--- Do this ---
Return all of the entries exactly, with nothing added or left out.

Start Rows

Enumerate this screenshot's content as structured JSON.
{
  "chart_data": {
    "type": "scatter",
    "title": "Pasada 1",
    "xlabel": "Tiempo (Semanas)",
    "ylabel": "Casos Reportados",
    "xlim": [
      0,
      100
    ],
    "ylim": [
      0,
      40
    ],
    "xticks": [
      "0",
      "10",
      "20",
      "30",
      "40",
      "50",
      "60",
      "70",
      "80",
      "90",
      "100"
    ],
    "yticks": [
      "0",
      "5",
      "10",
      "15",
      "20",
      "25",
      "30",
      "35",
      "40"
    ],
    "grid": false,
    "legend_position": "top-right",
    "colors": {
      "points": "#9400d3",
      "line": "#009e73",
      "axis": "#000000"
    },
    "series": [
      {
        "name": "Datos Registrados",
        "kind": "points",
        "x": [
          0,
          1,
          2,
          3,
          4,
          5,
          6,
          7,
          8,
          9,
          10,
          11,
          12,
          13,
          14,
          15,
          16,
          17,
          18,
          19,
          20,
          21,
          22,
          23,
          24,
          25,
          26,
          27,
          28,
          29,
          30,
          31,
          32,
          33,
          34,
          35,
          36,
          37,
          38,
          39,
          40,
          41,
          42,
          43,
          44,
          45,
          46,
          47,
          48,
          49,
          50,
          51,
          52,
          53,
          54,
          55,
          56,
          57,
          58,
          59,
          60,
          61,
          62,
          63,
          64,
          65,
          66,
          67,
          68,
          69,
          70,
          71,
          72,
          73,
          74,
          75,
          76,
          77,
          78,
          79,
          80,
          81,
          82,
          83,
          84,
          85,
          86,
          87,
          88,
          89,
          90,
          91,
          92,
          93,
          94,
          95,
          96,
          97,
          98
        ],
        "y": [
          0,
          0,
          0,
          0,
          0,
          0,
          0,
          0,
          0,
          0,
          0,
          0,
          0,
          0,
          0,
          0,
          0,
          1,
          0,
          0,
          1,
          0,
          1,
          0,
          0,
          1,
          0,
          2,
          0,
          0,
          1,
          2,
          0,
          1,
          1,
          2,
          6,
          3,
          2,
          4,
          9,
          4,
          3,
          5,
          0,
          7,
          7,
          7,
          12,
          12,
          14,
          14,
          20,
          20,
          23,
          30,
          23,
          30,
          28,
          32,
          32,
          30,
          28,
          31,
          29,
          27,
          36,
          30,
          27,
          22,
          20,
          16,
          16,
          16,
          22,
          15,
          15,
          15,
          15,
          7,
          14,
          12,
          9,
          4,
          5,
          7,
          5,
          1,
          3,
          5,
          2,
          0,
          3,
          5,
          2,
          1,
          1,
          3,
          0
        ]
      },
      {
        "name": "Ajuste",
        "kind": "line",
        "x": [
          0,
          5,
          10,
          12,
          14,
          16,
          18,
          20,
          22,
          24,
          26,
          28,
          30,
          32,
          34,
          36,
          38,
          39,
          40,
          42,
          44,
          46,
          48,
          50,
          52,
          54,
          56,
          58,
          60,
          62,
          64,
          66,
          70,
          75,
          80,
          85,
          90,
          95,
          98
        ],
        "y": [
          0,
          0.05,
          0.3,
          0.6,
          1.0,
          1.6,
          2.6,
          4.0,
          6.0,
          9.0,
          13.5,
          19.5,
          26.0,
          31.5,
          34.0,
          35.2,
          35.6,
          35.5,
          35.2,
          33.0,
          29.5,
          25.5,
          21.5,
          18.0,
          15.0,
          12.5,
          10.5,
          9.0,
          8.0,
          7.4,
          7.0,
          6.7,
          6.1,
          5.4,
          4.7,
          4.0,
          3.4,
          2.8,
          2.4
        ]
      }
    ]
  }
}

End Rows

--- Answer to this problem ---
Enumerate this screenshot's content as structured JSON.
{
  "chart_data": {
    "type": "scatter",
    "title": "Pasada 1",
    "xlabel": "Tiempo (Semanas)",
    "ylabel": "Casos Reportados",
    "xlim": [
      0,
      100
    ],
    "ylim": [
      0,
      40
    ],
    "xticks": [
      "0",
      "10",
      "20",
      "30",
      "40",
      "50",
      "60",
      "70",
      "80",
      "90",
      "100"
    ],
    "yticks": [
      "0",
      "5",
      "10",
      "15",
      "20",
      "25",
      "30",
      "35",
      "40"
    ],
    "grid": false,
    "legend_position": "top-right",
    "colors": {
      "points": "#9400d3",
      "line": "#009e73",
      "axis": "#000000"
    },
    "series": [
      {
        "name": "Datos Registrados",
        "kind": "points",
        "x": [
          0,
          1,
          2,
          3,
          4,
          5,
          6,
          7,
          8,
          9,
          10,
          11,
          12,
          13,
          14,
          15,
          16,
          17,
          18,
          19,
          20,
          21,
          22,
          23,
          24,
          25,
          26,
          27,
          28,
          29,
          30,
          31,
          32,
          33,
          34,
          35,
          36,
          37,
          38,
          39,
          40,
          41,
          42,
          43,
          44,
          45,
          46,
          47,
          48,
          49,
          50,
          51,
          52,
          53,
          54,
          55,
          56,
          57,
          58,
          59,
          60,
          61,
          62,
          63,
          64,
          65,
          66,
          67,
          68,
          69,
          70,
          71,
          72,
          73,
          74,
          75,
          76,
          77,
          78,
          79,
          80,
          81,
          82,
          83,
          84,
          85,
          86,
          87,
          88,
          89,
          90,
          91,
          92,
          93,
          94,
          95,
          96,
          97,
          98
        ],
        "y": [
          0,
          0,
          0,
          0,
          0,
          0,
          0,
          0,
          0,
          0,
          0,
          0,
          0,
          0,
          0,
          0,
          0,
          1,
          0,
          0,
          1,
          0,
          1,
          0,
          0,
          1,
          0,
          2,
          0,
          0,
          1,
          2,
          0,
          1,
          1,
          2,
          6,
          3,
          2,
          4,
          9,
          4,
          3,
          5,
          0,
          7,
          7,
          7,
          12,
          12,
          14,
          14,
          20,
          20,
          23,
          30,
          23,
          30,
          28,
          32,
          32,
          30,
          28,
          31,
          29,
          27,
          36,
          30,
          27,
          22,
          20,
          16,
          16,
          16,
          22,
          15,
          15,
          15,
          15,
          7,
          14,
          12,
          9,
          4,
          5,
          7,
          5,
          1,
          3,
          5,
          2,
          0,
          3,
          5,
          2,
          1,
          1,
          3,
          0
        ]
      },
      {
        "name": "Ajuste",
        "kind": "line",
        "x": [
          0,
          5,
          10,
          12,
          14,
          16,
          18,
          20,
          22,
          24,
          26,
          28,
          30,
          32,
          34,
          36,
          38,
          39,
          40,
          42,
          44,
          46,
          48,
          50,
          52,
          54,
          56,
          58,
          60,
          62,
          64,
          66,
          70,
          75,
          80,
          85,
          90,
          95,
          98
        ],
        "y": [
          0,
          0.05,
          0.3,
          0.6,
          1.0,
          1.6,
          2.6,
          4.0,
          6.0,
          9.0,
          13.5,
          19.5,
          26.0,
          31.5,
          34.0,
          35.2,
          35.6,
          35.5,
          35.2,
          33.0,
          29.5,
          25.5,
          21.5,
          18.0,
          15.0,
          12.5,
          10.5,
          9.0,
          8.0,
          7.4,
          7.0,
          6.7,
          6.1,
          5.4,
          4.7,
          4.0,
          3.4,
          2.8,
          2.4
        ]
      }
    ]
  }
}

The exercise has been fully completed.